Provided text:
:::
We implemented our models in Rstan⁴³. Stan uses the No-U-turn sampler, an adaptive variant of Hamiltonian Monte Carlo that efficiently explores high-dimensional parameter spaces while avoiding the random walk behavior of traditional MCMC methods⁴⁴. For Bayesian inference, we ran 8000 iterations for each of the four independent chains, discarding the first 4000 iterations per chain as warm-up to ensure convergence, and ensured that all $\widehat{R}$ values were close to 1, indicating good model convergence. The large number of iterations ensure that, though we used weakly informative priors, the estimates could still converge to stable posterior distributions. In practice, with such number of iterations, the estimates converge to similar range and effect sizes despite differences in prior distributions. Posterior distributions are presented in Supplementary Material (B) in Figs. S2–4 and Table S2.

Sensitivity analysis

To evaluate whether our dataset was sensitive enough to detect the smallest effects of theoretical interest (SESOI) for age-related changes in motor control, we conducted a one-sided sensitivity analysis⁴⁵. Although no established thresholds define meaningful motor decline with age, we reasoned that everyday performance would be detectably impacted by a slowing greater than 1 ms/year in reaction time (≈50 ms over 50 years), 1 ms/year in movement time, or a 0.005°/year reduction in movement precision. These values defined our SESOI. Based on this criterion, the minimum detectable slopes at 95% power were 0.34 ms/year for reaction time, 1.34 ms/year for movement time, and 0.033°/year for precision—values several times smaller than our SESOI thresholds. Thus, the sensitivity analysis confirms that our dataset was sufficiently powered to detect effects exceeding the SESOI.

Results

We asked a simple but foundational question: how rapidly does motor control decline with age? To answer this, we conducted a re-analysis of four large-scale studies that met several strict inclusion criteria (see “Methods”). These studies yielded a dataset of 2390 participants spanning a wide age range (see Fig. S1; 18–90 years old) and a balanced sex/gender distribution (F/M: 0.52/0.48)—making it one of the richest collections of reaching data to date (Table 1).

We focused on three core indicators of motor control. Reaction time—the delay between target onset and movement initiation-reflects sensorimotor readiness. Movement time—the duration of the movement—indexes the efficiency of motor execution. Movement precision, captured by the standard deviation of movement angle, reflects the consistency/noise of motor output. These measures are captured by center-out reaching tasks, as simple button presses place minimal demands on sensorimotor precision, whereas complex motor tasks often introduce cognitive confounds such as attention, working memory, and decision-making.

As shown in Table 1, reaction time, movement time, and movement precision vary across studies, likely reflecting differences in equipment (Fig. 1A), task protocols (Fig. 1B), and participant sampling. Rather than treat this heterogeneity as unexplainable noise, we leveraged it using Bayesian multilevel regression^46,47, which allowed us to harmonize data across diverse experimental contexts, enabling us to examine the effects of age and sex/gender while properly accounting for study-specific variability. As a result, it yields more precise and generalizable inferences than any single study could provide.
:::
Study questions:
• a. Answer these questions from the passage on age and motor control:
(i) How many iterations were run for each chain, and how many per chain were discarded as warm-up?
(ii) What was the minimum detectable slope for movement time at 95% power?
(iii) How many participants did the combined dataset include?
• b. Extract, word for word, the stretch of the passage on age and motor control from "As shown in" through "study could provide.".
• c. Extend the passage on age and motor control, starting after its final sentence.
The items after this point come from a separate source and are unrelated to the passage on age and motor control.
:::
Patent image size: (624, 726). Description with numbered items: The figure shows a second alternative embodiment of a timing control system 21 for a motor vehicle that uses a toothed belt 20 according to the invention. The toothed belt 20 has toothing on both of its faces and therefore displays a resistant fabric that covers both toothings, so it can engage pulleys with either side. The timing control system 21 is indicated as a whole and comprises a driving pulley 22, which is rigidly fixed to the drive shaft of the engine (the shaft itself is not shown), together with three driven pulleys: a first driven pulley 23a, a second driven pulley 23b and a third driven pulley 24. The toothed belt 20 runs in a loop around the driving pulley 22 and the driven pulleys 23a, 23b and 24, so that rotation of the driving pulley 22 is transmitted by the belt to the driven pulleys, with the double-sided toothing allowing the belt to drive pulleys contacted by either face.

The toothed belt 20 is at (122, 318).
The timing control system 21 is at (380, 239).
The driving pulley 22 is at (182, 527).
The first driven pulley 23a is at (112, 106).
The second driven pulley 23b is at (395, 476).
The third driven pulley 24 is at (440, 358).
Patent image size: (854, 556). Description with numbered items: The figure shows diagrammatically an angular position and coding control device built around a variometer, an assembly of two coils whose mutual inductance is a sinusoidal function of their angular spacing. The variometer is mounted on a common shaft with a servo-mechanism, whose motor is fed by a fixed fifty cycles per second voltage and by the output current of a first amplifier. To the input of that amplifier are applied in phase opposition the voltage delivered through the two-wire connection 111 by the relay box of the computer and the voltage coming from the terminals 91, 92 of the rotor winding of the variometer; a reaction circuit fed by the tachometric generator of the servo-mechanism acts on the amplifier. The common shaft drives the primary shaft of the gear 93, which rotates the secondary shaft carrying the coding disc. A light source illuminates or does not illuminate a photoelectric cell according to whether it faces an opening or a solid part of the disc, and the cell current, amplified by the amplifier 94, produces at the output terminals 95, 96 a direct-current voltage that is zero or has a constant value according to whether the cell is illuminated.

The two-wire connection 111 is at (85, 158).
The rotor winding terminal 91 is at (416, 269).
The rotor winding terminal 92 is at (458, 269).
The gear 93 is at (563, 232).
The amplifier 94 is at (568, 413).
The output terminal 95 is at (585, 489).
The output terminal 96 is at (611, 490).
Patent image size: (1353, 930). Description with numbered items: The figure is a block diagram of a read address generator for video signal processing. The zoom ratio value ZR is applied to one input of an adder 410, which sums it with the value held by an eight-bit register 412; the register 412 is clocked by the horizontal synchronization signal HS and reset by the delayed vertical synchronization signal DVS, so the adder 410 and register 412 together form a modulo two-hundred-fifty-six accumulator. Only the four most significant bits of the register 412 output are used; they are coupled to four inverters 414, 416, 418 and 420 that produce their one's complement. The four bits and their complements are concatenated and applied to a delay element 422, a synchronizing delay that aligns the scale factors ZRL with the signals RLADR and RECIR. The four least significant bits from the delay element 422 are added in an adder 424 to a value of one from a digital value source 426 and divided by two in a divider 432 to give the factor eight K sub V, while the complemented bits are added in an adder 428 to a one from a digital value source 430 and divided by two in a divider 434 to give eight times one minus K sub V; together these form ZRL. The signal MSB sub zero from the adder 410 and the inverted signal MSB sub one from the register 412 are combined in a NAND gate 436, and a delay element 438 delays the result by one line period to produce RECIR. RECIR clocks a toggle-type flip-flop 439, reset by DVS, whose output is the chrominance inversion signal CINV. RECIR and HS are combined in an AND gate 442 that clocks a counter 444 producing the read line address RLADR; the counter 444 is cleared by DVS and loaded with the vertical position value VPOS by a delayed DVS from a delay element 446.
:::
Per-task answers:
• a.
(i) 8000 iterations were run per chain, and the first 4000 were discarded as warm-up.
(ii) 1.34 ms/year.
(iii) 2390 participants.

• b.
As shown in Table 1, reaction time, movement time, and movement precision vary across studies, likely reflecting differences in equipment (Fig. 1A), task protocols (Fig. 1B), and participant sampling. Rather than treat this heterogeneity as unexplainable noise, we leveraged it using Bayesian multilevel regression^46,47, which allowed us to harmonize data across diverse experimental contexts, enabling us to examine the effects of age and sex/gender while properly accounting for study-specific variability. As a result, it yields more precise and generalizable inferences than any single study could provide.

• c.
Aging degrades motor control

It is well-known that motor control tends to slow with age—but our dataset quantifies this association with high precision. As shown in Fig. 1C–H, each increase in age was associated with approximately 1.3 ms slower reaction time ([1.1, 1.5], r = 0.25 [0.21, 0.28], 4.3 ms longer movement time ([3.5, 5.1]; r = 0.18 [0.15, 0.22), and 0.04° reduced movement precision ([0.02, 0.06]; r = 0.10 [0.06, 0.14]). Values reflect posterior means and 95% percentile-based credible intervals from our Bayesian multi-level model.

Despite differences in apparatus, settings, and populations (Table 1), the results were remarkably consistent. All four studies showed the same pattern: reaction and movement times increased with age, while precision declined. Notably, this aging pattern persisted even when the largest dataset (study 2) was excluded: older age was associated with increases in reaction time by about 1.6 ([1.3, 1.9]), movement time by 1.7 ms ([1.2, 2.3]), and reductions in precision by 0.05° per year ([0.02, 0.08]), underscoring the robustness of these findings.

Males prioritized speed, whereas females favored precision

As noted in the Introduction, the impact of sex/gender on motor control remains controversial. Leveraging our large, well-powered dataset, we examined these differences with high precision. There were credible sex/gender differences in motor performance: females were associated with 6.4 ms [0.0, 12.8] slower reaction time and 44.6 ms [22.8, 65.5] slower movement time—but were 0.6° [0.01, 1.2] more precise than males (Fig. 2D–F). This pattern hints at a speed-accuracy trade-off: males prioritized speed at the expense of precision, while females favored precision over speed.

Fig. 2. The impact of sex/gender and experiential factors on motor control.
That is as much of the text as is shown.